> _Problems to work on_
1. In the FreeBSD boot time thread below, why does one poster say their server board takes much longer to boot? Answer in one to three sentences.
2. According to the FreeBSD boot time thread below, which hardware platform and FreeBSD version is the original poster using?
3. Translate this sentence from the FreeBSD boot time thread below into German: "Serverboards typically have many PCI devices and buses."

> _Page_
# Reduce boot time in X86 arch



## jr.santhoshkumar (Feb 21, 2019)

I am using GENERIC configuration kernel.
With that kernel FreeBSD is taking 28sec to boot from boot0 to entire control switch to user.
I striped off  auto boot by specifying  #autoboot_wait="0" in loader.conf file.
Even-though it is taking 28sec .
Please help me to reduce the booting time further, probable less-than 10sec.

Thanks in advance


----------



## balanga (Feb 21, 2019)

You could mention what hardware you are using and which version of FreeBSD...


----------



## Phishfry (Feb 21, 2019)

Boot time depends on 2 things.
1)Number of devices on system that need probing.
2)Speed of /root storage device in loading modules into memory.

For #1 On my server board I have 48CPU's. Because of this it takes much longer to boot up.
Serverboards typically have many PCI devices and buses. They all take longer to setup.

#2 - You can defiantly decrease your boot time with a fast disk subsystem.


----------



## Phishfry (Feb 21, 2019)

I don't think a kernel slimming really makes a system boot much quicker. Kernel is only ~28MB but look at all the modules.
Another area to start with is services. Do you really need vi-recover.
Checkout running services with `service -e`. All have a knob in /etc/rc.conf to disable.
Checkout the prototype in /etc/default/rc.conf


----------



## SirDice (Feb 21, 2019)

Most servers spend a LOT of time in POST initializing SAS/SATA cards and such. This alone takes more time than loading the biggest, fattest kernel you could possible have.


----------



## jr.santhoshkumar (Feb 21, 2019)

balanga said:


> You could mention what hardware you are using and which version of FreeBSD...


I am using Intel NUC platform
FreeBSD version 12.0 stable


----------



## jr.santhoshkumar (Feb 21, 2019)

SirDice said:


> Most servers spend a LOT of time in POST initializing SAS/SATA cards and such. This alone takes more time than loading the biggest, fattest kernel you could possible have.



you have specified server in your statement, you mean our pc or something else?


----------



## balanga (Feb 21, 2019)

> _Data excerpts_
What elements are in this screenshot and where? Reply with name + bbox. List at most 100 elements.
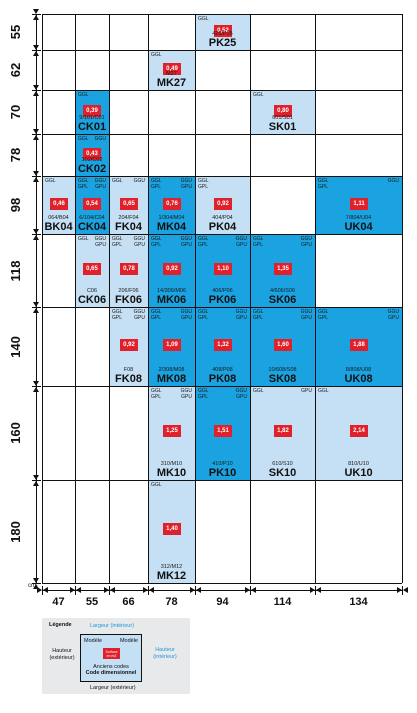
old-codes: 406/P06	[212, 288, 233, 294]
height-label: 78	[8, 147, 23, 163]
dimension-code: PK04	[208, 221, 237, 233]
height-axis-tick	[32, 385, 41, 387]
model-codes-right: GGU GPU	[235, 236, 247, 248]
model-codes-right: GGU GPU	[300, 309, 312, 321]
grid-horizontal-line	[42, 49, 402, 51]
surface-badge: 0,49	[163, 63, 181, 75]
height-label: 140	[8, 335, 23, 358]
window-size-grid: GGL 0,52 425/P25 PK25 GGL 0,49 M27 MK27 GGL 0,39 9…	[8, 9, 408, 608]
model-codes-left: GGL GPL	[78, 178, 89, 190]
grid-horizontal-line	[42, 175, 402, 177]
old-codes: M27	[166, 71, 177, 77]
model-codes-left: GGL	[253, 388, 264, 394]
surface-badge: 0,92	[120, 339, 138, 351]
height-label: 180	[8, 520, 23, 543]
surface-badge: 1,60	[274, 339, 292, 351]
old-codes: C06	[86, 288, 98, 294]
model-codes-left: GGL	[78, 92, 89, 98]
model-codes-right: GGU GPU	[300, 236, 312, 248]
window-cell: GGL GPL GGU GPU 0,92 F08 FK08	[109, 307, 148, 386]
height-axis-tick	[32, 175, 41, 177]
legend-model-right: Modèle	[119, 638, 138, 644]
window-cell: GGL 0,49 M27 MK27	[148, 50, 195, 90]
model-codes-left: GGL	[78, 136, 89, 142]
dimension-code: SK06	[268, 294, 297, 306]
legend-dimension-code: Code dimensionnel	[85, 670, 137, 676]
dimension-code: UK10	[344, 467, 373, 479]
model-codes-left: GGL	[198, 16, 209, 22]
width-axis-tick	[194, 586, 196, 595]
dimension-code: BK04	[44, 221, 73, 233]
dimension-code: SK10	[268, 467, 297, 479]
height-axis-arrow-down	[33, 85, 39, 90]
height-label: 70	[8, 104, 23, 120]
height-axis-tick	[32, 13, 41, 15]
model-codes-right: GGU GPU	[387, 309, 399, 321]
height-axis-arrow-up	[33, 91, 39, 96]
legend-outer-height: Hauteur (extérieur)	[46, 648, 78, 661]
grid-horizontal-line	[42, 233, 402, 235]
dimension-code: PK06	[208, 294, 237, 306]
model-codes-right: GGU GPU	[94, 178, 106, 190]
dimension-code: UK04	[344, 221, 373, 233]
model-codes-right: GGU GPU	[94, 236, 106, 248]
model-codes-right: GGU GPU	[180, 309, 192, 321]
model-codes-left: GGL GPL	[318, 178, 329, 190]
grid-horizontal-line	[42, 133, 402, 135]
width-axis-arrow-left	[403, 587, 408, 593]
width-axis-arrow-left	[149, 587, 154, 593]
surface-badge: 0,46	[50, 198, 68, 210]
width-label: 78	[165, 596, 178, 608]
surface-badge: 1,25	[163, 425, 181, 437]
dimension-code: UK08	[344, 373, 373, 385]
window-cell: GGL 0,46 064/B04 BK04	[42, 176, 75, 234]
model-codes-left: GGL GPL	[318, 309, 329, 321]
width-axis-tick	[401, 586, 403, 595]
legend: Légende Largeur (intérieur) Hauteur (ext…	[42, 618, 190, 694]
window-cell: GGL GPL GGU GPU 1,09 2/308/M08 MK08	[148, 307, 195, 386]
width-axis-tick	[249, 586, 251, 595]
dimension-code: CK02	[77, 163, 107, 175]
height-label: 55	[8, 24, 23, 40]
dimension-code: PK10	[208, 467, 237, 479]
width-axis-arrow-left	[196, 587, 201, 593]
surface-badge: 1,10	[214, 263, 232, 275]
height-label: 160	[8, 422, 23, 444]
legend-inner-height-line2: (intérieur)	[153, 653, 177, 660]
surface-badge: 0,65	[120, 198, 138, 210]
window-cell: GGL GGU GPU 0,65 C06 CK06	[75, 234, 109, 307]
width-label: 94	[216, 596, 229, 608]
legend-inner-width: Largeur (intérieur)	[90, 623, 135, 629]
old-codes: 204/F04	[118, 215, 139, 221]
width-axis-arrow-left	[251, 587, 256, 593]
grid-vertical-line	[401, 14, 403, 583]
old-codes: 1/304/M04	[158, 215, 185, 221]
legend-inner-height-line1: Hauteur	[155, 647, 175, 653]
grid-horizontal-line	[42, 13, 402, 15]
dimension-code: PK25	[208, 37, 237, 49]
model-codes-right: GGU GPU	[235, 309, 247, 321]
model-codes-left: GGL GPL	[253, 236, 264, 248]
dimension-code: MK08	[156, 373, 187, 385]
old-codes: 310/M10	[160, 461, 183, 467]
width-label: 55	[85, 596, 99, 608]
width-axis-arrow-left	[76, 587, 81, 593]
model-codes-left: GGL GPL	[198, 178, 209, 190]
height-label: 62	[8, 62, 23, 78]
old-codes: 9/101/C01	[79, 115, 105, 121]
width-axis-arrow-right	[190, 587, 195, 593]
grid-vertical-line	[108, 14, 110, 583]
legend-old-codes: Anciens codes	[93, 664, 129, 670]
dimension-code: CK04	[77, 221, 107, 233]
grid-horizontal-line	[42, 306, 402, 308]
width-axis-line	[42, 590, 402, 591]
grid-vertical-line	[249, 14, 251, 583]
grid-horizontal-line	[42, 385, 402, 387]
width-axis-arrow-right	[397, 587, 402, 593]
height-label: 98	[8, 197, 23, 213]
model-codes-right: GGU GPU	[180, 388, 192, 400]
window-cell: GGL GPL GGU GPU 1,35 4/606/S06 SK06	[250, 234, 315, 307]
old-codes: 312/M12	[160, 564, 183, 570]
window-cell: GGL GPL GGU GPU 0,76 1/304/M04 MK04	[148, 176, 195, 234]
surface-badge: 2,14	[350, 425, 368, 437]
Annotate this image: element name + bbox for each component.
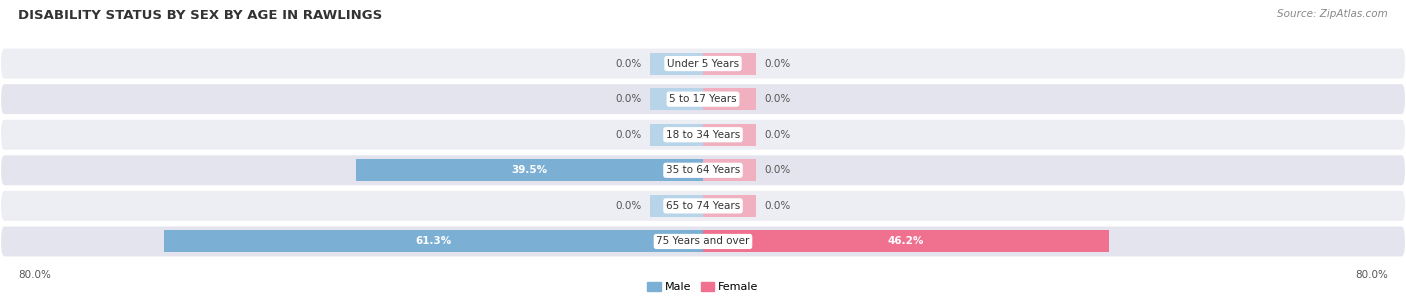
Text: 0.0%: 0.0% xyxy=(765,130,790,140)
Bar xyxy=(703,159,756,181)
Bar xyxy=(650,195,703,217)
Text: 0.0%: 0.0% xyxy=(765,59,790,69)
FancyBboxPatch shape xyxy=(0,119,1406,151)
Text: 46.2%: 46.2% xyxy=(887,236,924,246)
Text: Source: ZipAtlas.com: Source: ZipAtlas.com xyxy=(1277,9,1388,19)
Legend: Male, Female: Male, Female xyxy=(643,277,763,296)
Text: 61.3%: 61.3% xyxy=(416,236,451,246)
Text: 0.0%: 0.0% xyxy=(616,201,641,211)
Bar xyxy=(703,231,1109,253)
FancyBboxPatch shape xyxy=(0,154,1406,186)
Bar xyxy=(356,159,703,181)
Text: 35 to 64 Years: 35 to 64 Years xyxy=(666,165,740,175)
Text: 0.0%: 0.0% xyxy=(765,165,790,175)
Text: 0.0%: 0.0% xyxy=(765,94,790,104)
Text: 80.0%: 80.0% xyxy=(18,270,51,279)
Text: 18 to 34 Years: 18 to 34 Years xyxy=(666,130,740,140)
Text: 0.0%: 0.0% xyxy=(616,94,641,104)
Text: 75 Years and over: 75 Years and over xyxy=(657,236,749,246)
Text: 0.0%: 0.0% xyxy=(616,59,641,69)
Text: Under 5 Years: Under 5 Years xyxy=(666,59,740,69)
FancyBboxPatch shape xyxy=(0,48,1406,80)
FancyBboxPatch shape xyxy=(0,83,1406,115)
Bar xyxy=(650,52,703,75)
Bar xyxy=(703,195,756,217)
Text: DISABILITY STATUS BY SEX BY AGE IN RAWLINGS: DISABILITY STATUS BY SEX BY AGE IN RAWLI… xyxy=(18,9,382,22)
Text: 0.0%: 0.0% xyxy=(616,130,641,140)
Text: 0.0%: 0.0% xyxy=(765,201,790,211)
Text: 39.5%: 39.5% xyxy=(512,165,547,175)
Bar xyxy=(650,124,703,146)
Bar xyxy=(165,231,703,253)
Text: 5 to 17 Years: 5 to 17 Years xyxy=(669,94,737,104)
Text: 80.0%: 80.0% xyxy=(1355,270,1388,279)
Bar xyxy=(703,52,756,75)
FancyBboxPatch shape xyxy=(0,190,1406,222)
FancyBboxPatch shape xyxy=(0,225,1406,257)
Text: 65 to 74 Years: 65 to 74 Years xyxy=(666,201,740,211)
Bar xyxy=(650,88,703,110)
Bar xyxy=(703,124,756,146)
Bar xyxy=(703,88,756,110)
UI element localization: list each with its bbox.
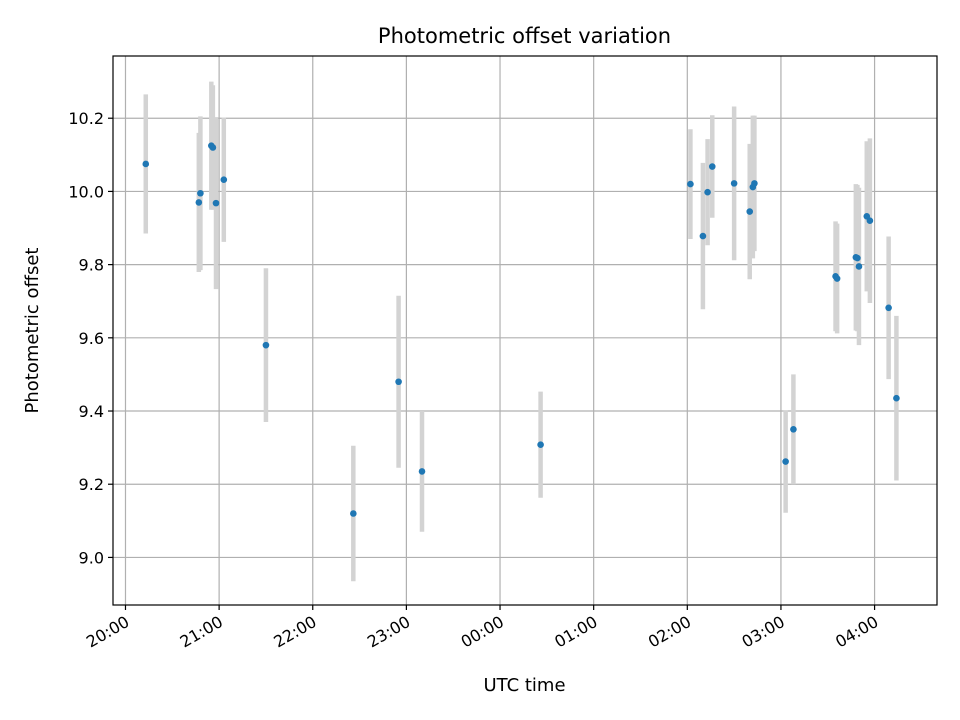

> _Set of answers_
1. The board has 48 CPUs, and there are many devices to probe. Server boards also usually have many PCI devices and buses, and these take longer to set up.

2. An Intel NUC platform with FreeBSD 12.0 stable.

3. Serverboards haben typischerweise viele PCI-Geräte und Busse.